__Do this__.
Reproduce the entries below, swapping every occurrence of "No issues identified" for "No concerns identified" and leaving all other text unchanged. Omit the pictures from your reproduction.

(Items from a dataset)

##############################

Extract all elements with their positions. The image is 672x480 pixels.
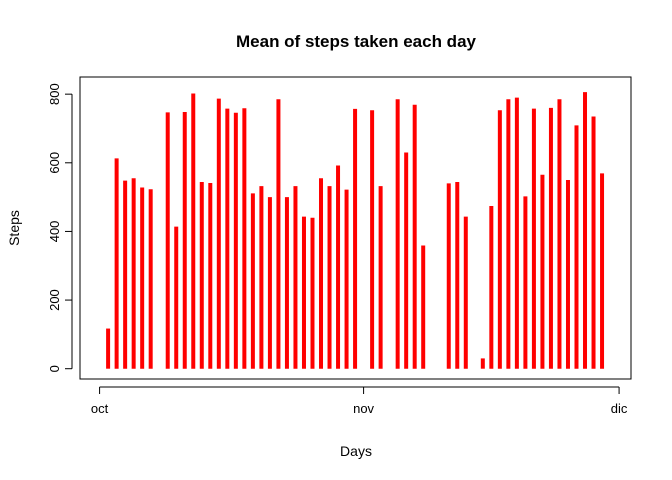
x-tick-label: oct — [91, 401, 109, 416]
x-axis-label: Days — [340, 443, 372, 459]
y-axis: 0 200 400 600 800 — [47, 83, 73, 372]
y-tick-label: 0 — [47, 365, 62, 372]
y-tick-label: 800 — [47, 83, 62, 105]
x-axis: oct nov dic — [91, 386, 628, 416]
y-tick-label: 200 — [47, 289, 62, 311]
bars — [106, 92, 605, 369]
x-tick-label: nov — [353, 401, 374, 416]
y-tick-label: 600 — [47, 152, 62, 174]
plot-frame — [79, 76, 632, 380]
y-axis-label: Steps — [6, 210, 22, 246]
y-tick-label: 400 — [47, 221, 62, 243]
x-tick-label: dic — [611, 401, 628, 416]
chart-title: Mean of steps taken each day — [236, 32, 477, 51]
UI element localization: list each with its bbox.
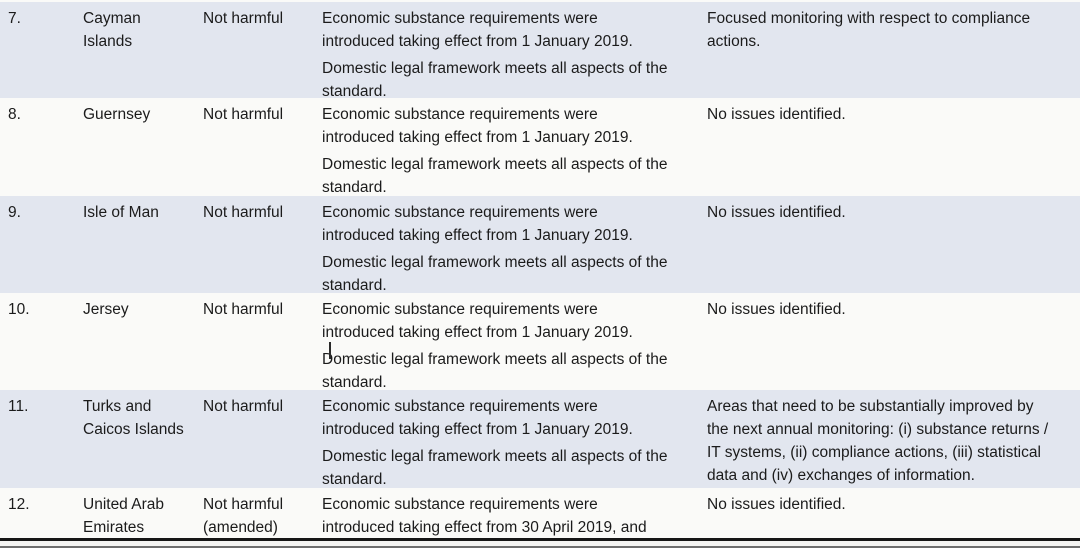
row-number-cell: 10.	[8, 301, 30, 318]
page-bottom-edge	[0, 545, 1080, 548]
status-cell: Not harmful	[203, 204, 284, 221]
row-number-cell: 11.	[8, 398, 29, 415]
description-cell: Economic substance requirements were int…	[322, 293, 707, 394]
description-paragraph: Domestic legal framework meets all aspec…	[322, 351, 668, 391]
description-paragraph: Economic substance requirements were int…	[322, 496, 647, 536]
row-number-cell: 12.	[8, 496, 30, 513]
description-cell: Economic substance requirements were int…	[322, 2, 707, 103]
text-cursor	[329, 342, 331, 359]
monitoring-cell: No issues identified.	[707, 204, 846, 221]
jurisdiction-cell: Cayman Islands	[83, 10, 141, 50]
description-paragraph: Domestic legal framework meets all aspec…	[322, 156, 668, 196]
description-paragraph: Economic substance requirements were int…	[322, 204, 633, 244]
table-row: 9. Isle of Man Not harmful Economic subs…	[0, 196, 1080, 294]
jurisdiction-cell: Turks and Caicos Islands	[83, 398, 184, 438]
description-cell: Economic substance requirements were int…	[322, 98, 707, 199]
row-top-edge	[0, 0, 1080, 2]
status-cell: Not harmful	[203, 398, 284, 415]
table-row: 12. United Arab Emirates Not harmful (am…	[0, 488, 1080, 538]
description-paragraph: Domestic legal framework meets all aspec…	[322, 448, 668, 488]
status-cell: Not harmful	[203, 301, 284, 318]
table-row: 8. Guernsey Not harmful Economic substan…	[0, 98, 1080, 196]
table-bottom-rule	[0, 537, 1080, 541]
row-number-cell: 8.	[8, 106, 21, 123]
description-cell: Economic substance requirements were int…	[322, 390, 707, 491]
description-paragraph: Economic substance requirements were int…	[322, 10, 633, 50]
table-row: 10. Jersey Not harmful Economic substanc…	[0, 293, 1080, 391]
jurisdiction-cell: Jersey	[83, 301, 129, 318]
table-row: 11. Turks and Caicos Islands Not harmful…	[0, 390, 1080, 488]
monitoring-cell: Areas that need to be substantially impr…	[707, 398, 1049, 484]
jurisdiction-cell: United Arab Emirates	[83, 496, 164, 536]
description-paragraph: Domestic legal framework meets all aspec…	[322, 60, 668, 100]
status-cell: Not harmful (amended)	[203, 496, 284, 536]
description-cell: Economic substance requirements were int…	[322, 196, 707, 297]
status-cell: Not harmful	[203, 106, 284, 123]
description-paragraph: Economic substance requirements were int…	[322, 398, 633, 438]
monitoring-cell: No issues identified.	[707, 496, 846, 513]
monitoring-cell: Focused monitoring with respect to compl…	[707, 10, 1031, 50]
jurisdiction-cell: Isle of Man	[83, 204, 159, 221]
monitoring-cell: No issues identified.	[707, 301, 846, 318]
row-number-cell: 9.	[8, 204, 21, 221]
jurisdiction-cell: Guernsey	[83, 106, 151, 123]
description-cell: Economic substance requirements were int…	[322, 488, 707, 539]
row-number-cell: 7.	[8, 10, 21, 27]
description-paragraph: Domestic legal framework meets all aspec…	[322, 254, 668, 294]
description-paragraph: Economic substance requirements were int…	[322, 106, 633, 146]
status-cell: Not harmful	[203, 10, 284, 27]
monitoring-cell: No issues identified.	[707, 106, 846, 123]
table-row: 7. Cayman Islands Not harmful Economic s…	[0, 2, 1080, 100]
page-margin-strip	[0, 541, 1080, 546]
description-paragraph: Economic substance requirements were int…	[322, 301, 633, 341]
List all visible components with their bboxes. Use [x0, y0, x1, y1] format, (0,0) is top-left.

##############################

__Answer to the task__.
Extract all elements with their positions. The image is 672x480 pixels.
x-tick-label: oct — [91, 401, 109, 416]
x-axis-label: Days — [340, 443, 372, 459]
y-axis: 0 200 400 600 800 — [47, 83, 73, 372]
y-tick-label: 0 — [47, 365, 62, 372]
y-tick-label: 800 — [47, 83, 62, 105]
x-axis: oct nov dic — [91, 386, 628, 416]
y-tick-label: 200 — [47, 289, 62, 311]
bars — [106, 92, 605, 369]
x-tick-label: nov — [353, 401, 374, 416]
y-tick-label: 600 — [47, 152, 62, 174]
plot-frame — [79, 76, 632, 380]
y-axis-label: Steps — [6, 210, 22, 246]
y-tick-label: 400 — [47, 221, 62, 243]
x-tick-label: dic — [611, 401, 628, 416]
chart-title: Mean of steps taken each day — [236, 32, 477, 51]
UI element localization: list each with its bbox.
row-number-cell: 10.	[8, 301, 30, 318]
page-bottom-edge	[0, 545, 1080, 548]
status-cell: Not harmful	[203, 204, 284, 221]
row-number-cell: 11.	[8, 398, 29, 415]
description-cell: Economic substance requirements were int…	[322, 293, 707, 394]
description-paragraph: Domestic legal framework meets all aspec…	[322, 351, 668, 391]
description-paragraph: Economic substance requirements were int…	[322, 496, 647, 536]
row-number-cell: 12.	[8, 496, 30, 513]
description-cell: Economic substance requirements were int…	[322, 2, 707, 103]
text-cursor	[329, 342, 331, 359]
monitoring-cell: No concerns identified.	[707, 204, 846, 221]
jurisdiction-cell: Cayman Islands	[83, 10, 141, 50]
description-paragraph: Domestic legal framework meets all aspec…	[322, 156, 668, 196]
description-paragraph: Economic substance requirements were int…	[322, 204, 633, 244]
table-row: 9. Isle of Man Not harmful Economic subs…	[0, 196, 1080, 294]
jurisdiction-cell: Turks and Caicos Islands	[83, 398, 184, 438]
description-cell: Economic substance requirements were int…	[322, 98, 707, 199]
row-top-edge	[0, 0, 1080, 2]
status-cell: Not harmful	[203, 398, 284, 415]
table-row: 12. United Arab Emirates Not harmful (am…	[0, 488, 1080, 538]
description-paragraph: Domestic legal framework meets all aspec…	[322, 448, 668, 488]
status-cell: Not harmful	[203, 301, 284, 318]
table-row: 8. Guernsey Not harmful Economic substan…	[0, 98, 1080, 196]
table-bottom-rule	[0, 537, 1080, 541]
row-number-cell: 8.	[8, 106, 21, 123]
description-cell: Economic substance requirements were int…	[322, 390, 707, 491]
description-paragraph: Economic substance requirements were int…	[322, 10, 633, 50]
table-row: 10. Jersey Not harmful Economic substanc…	[0, 293, 1080, 391]
jurisdiction-cell: Jersey	[83, 301, 129, 318]
table-row: 11. Turks and Caicos Islands Not harmful…	[0, 390, 1080, 488]
monitoring-cell: Areas that need to be substantially impr…	[707, 398, 1049, 484]
jurisdiction-cell: United Arab Emirates	[83, 496, 164, 536]
description-paragraph: Domestic legal framework meets all aspec…	[322, 60, 668, 100]
status-cell: Not harmful (amended)	[203, 496, 284, 536]
description-cell: Economic substance requirements were int…	[322, 196, 707, 297]
status-cell: Not harmful	[203, 106, 284, 123]
description-paragraph: Economic substance requirements were int…	[322, 398, 633, 438]
monitoring-cell: No concerns identified.	[707, 496, 846, 513]
monitoring-cell: Focused monitoring with respect to compl…	[707, 10, 1031, 50]
jurisdiction-cell: Isle of Man	[83, 204, 159, 221]
monitoring-cell: No concerns identified.	[707, 301, 846, 318]
row-number-cell: 9.	[8, 204, 21, 221]
jurisdiction-cell: Guernsey	[83, 106, 151, 123]
description-cell: Economic substance requirements were int…	[322, 488, 707, 539]
row-number-cell: 7.	[8, 10, 21, 27]
description-paragraph: Domestic legal framework meets all aspec…	[322, 254, 668, 294]
description-paragraph: Economic substance requirements were int…	[322, 106, 633, 146]
status-cell: Not harmful	[203, 10, 284, 27]
monitoring-cell: No concerns identified.	[707, 106, 846, 123]
table-row: 7. Cayman Islands Not harmful Economic s…	[0, 2, 1080, 100]
page-margin-strip	[0, 541, 1080, 546]
description-paragraph: Economic substance requirements were int…	[322, 301, 633, 341]
List all visible components with their bboxes. Use [x0, y0, x1, y1] format, (0,0) is top-left.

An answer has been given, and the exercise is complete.